(Saved data entries)
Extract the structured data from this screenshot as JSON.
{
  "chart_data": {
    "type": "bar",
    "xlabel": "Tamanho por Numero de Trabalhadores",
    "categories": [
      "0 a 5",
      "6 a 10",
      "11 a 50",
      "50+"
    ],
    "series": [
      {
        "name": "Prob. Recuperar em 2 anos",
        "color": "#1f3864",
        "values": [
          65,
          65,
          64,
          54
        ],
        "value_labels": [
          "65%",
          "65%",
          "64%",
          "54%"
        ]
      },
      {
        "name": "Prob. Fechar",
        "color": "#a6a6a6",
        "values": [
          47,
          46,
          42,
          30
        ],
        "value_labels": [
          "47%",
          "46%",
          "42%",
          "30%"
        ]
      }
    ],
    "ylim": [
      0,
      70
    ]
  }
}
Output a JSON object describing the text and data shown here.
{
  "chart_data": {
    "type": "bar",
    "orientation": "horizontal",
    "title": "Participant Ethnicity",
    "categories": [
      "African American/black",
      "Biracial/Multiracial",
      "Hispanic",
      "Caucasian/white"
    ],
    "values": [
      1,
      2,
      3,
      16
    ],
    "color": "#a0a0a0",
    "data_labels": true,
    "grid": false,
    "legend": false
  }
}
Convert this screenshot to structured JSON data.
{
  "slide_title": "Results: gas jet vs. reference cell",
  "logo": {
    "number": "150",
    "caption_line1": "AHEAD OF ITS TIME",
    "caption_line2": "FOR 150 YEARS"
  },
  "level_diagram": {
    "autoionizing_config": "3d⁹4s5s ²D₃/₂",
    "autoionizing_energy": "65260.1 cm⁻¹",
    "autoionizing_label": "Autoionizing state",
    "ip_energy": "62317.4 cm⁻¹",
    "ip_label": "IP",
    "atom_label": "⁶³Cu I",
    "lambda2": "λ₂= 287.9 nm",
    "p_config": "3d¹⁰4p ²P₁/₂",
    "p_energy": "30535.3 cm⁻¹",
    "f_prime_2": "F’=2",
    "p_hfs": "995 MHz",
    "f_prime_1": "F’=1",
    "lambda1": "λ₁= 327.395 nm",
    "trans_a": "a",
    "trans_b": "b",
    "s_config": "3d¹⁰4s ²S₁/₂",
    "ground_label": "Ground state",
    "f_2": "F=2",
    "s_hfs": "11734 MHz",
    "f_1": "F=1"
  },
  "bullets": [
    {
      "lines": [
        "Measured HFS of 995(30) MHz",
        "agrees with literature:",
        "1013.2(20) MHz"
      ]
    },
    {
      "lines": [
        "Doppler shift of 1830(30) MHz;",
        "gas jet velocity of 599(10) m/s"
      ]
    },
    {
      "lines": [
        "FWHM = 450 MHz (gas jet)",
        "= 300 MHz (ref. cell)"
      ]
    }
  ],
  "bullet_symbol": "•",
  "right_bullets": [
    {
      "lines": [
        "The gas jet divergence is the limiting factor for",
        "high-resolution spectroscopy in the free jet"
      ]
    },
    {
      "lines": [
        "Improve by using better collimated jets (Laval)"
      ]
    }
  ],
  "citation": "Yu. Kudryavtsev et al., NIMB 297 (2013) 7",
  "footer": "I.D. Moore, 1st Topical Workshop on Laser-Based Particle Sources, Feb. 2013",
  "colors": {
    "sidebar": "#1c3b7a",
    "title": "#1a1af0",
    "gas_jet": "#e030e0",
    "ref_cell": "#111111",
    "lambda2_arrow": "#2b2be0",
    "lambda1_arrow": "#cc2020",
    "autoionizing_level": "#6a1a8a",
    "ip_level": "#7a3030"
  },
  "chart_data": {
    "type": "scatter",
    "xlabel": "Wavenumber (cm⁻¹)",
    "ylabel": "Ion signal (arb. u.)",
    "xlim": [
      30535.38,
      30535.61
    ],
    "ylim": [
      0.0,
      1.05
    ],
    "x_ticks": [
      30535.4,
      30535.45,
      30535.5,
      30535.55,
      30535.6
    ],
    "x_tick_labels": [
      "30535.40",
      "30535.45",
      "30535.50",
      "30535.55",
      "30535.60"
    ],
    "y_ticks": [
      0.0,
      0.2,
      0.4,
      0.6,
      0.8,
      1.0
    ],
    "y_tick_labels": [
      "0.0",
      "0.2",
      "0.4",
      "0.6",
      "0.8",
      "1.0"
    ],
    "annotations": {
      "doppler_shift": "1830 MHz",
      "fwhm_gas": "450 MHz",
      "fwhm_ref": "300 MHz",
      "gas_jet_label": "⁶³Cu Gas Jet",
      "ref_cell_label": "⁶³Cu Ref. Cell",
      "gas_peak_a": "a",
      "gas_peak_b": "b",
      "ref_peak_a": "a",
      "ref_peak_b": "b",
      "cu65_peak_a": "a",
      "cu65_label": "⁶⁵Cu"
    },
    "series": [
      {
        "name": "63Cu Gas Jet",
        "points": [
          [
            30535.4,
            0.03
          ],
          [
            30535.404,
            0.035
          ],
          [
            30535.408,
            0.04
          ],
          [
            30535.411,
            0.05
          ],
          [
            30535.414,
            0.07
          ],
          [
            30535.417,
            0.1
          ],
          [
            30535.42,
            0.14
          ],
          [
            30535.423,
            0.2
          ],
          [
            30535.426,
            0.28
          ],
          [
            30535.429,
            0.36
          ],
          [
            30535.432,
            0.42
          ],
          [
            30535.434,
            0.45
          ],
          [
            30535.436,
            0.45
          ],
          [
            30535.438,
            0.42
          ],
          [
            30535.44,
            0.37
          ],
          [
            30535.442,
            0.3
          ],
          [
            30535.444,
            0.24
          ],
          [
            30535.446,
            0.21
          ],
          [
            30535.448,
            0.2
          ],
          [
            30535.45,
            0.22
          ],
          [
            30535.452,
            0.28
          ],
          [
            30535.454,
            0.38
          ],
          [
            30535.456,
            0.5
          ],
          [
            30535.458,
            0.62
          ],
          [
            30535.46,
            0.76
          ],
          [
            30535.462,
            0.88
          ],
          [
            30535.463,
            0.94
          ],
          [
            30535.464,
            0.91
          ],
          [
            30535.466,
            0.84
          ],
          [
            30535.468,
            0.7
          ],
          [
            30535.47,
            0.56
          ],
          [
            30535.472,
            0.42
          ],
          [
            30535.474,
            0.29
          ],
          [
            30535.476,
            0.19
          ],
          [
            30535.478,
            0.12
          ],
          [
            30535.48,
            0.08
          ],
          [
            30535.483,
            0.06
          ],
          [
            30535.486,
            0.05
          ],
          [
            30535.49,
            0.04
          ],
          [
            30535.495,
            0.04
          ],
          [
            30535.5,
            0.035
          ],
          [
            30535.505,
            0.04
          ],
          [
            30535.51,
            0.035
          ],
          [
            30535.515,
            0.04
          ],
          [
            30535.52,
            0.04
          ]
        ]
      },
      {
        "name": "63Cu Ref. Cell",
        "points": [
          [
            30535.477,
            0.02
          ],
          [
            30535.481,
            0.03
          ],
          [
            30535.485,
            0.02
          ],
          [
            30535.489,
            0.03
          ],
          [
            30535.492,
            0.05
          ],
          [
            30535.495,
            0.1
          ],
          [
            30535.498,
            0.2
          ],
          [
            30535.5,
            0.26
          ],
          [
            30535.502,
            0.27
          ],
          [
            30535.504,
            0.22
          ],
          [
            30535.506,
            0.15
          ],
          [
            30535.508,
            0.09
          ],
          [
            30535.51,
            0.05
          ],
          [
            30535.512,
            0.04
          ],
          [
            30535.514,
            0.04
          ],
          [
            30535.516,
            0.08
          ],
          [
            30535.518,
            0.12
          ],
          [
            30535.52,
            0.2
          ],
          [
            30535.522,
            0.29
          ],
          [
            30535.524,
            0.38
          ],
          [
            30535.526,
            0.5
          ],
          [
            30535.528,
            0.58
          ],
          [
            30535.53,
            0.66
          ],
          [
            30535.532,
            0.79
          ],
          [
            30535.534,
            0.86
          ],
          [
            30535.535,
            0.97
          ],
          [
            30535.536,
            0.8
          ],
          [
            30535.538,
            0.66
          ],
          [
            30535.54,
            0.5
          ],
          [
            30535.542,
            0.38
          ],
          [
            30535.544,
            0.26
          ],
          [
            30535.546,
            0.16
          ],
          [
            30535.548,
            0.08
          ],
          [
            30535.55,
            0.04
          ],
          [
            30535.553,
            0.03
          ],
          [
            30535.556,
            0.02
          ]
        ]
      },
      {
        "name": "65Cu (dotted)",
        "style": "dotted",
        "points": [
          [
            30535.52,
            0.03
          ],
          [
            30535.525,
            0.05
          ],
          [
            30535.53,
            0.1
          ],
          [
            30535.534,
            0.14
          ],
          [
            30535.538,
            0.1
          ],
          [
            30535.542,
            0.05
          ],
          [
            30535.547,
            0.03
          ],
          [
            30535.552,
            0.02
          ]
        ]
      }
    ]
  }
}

■ Exercise task: Show every line that contains the word "⁶³Cu".

■ Written response:
    "atom_label": "⁶³Cu I",
      "gas_jet_label": "⁶³Cu Gas Jet",
      "ref_cell_label": "⁶³Cu Ref. Cell",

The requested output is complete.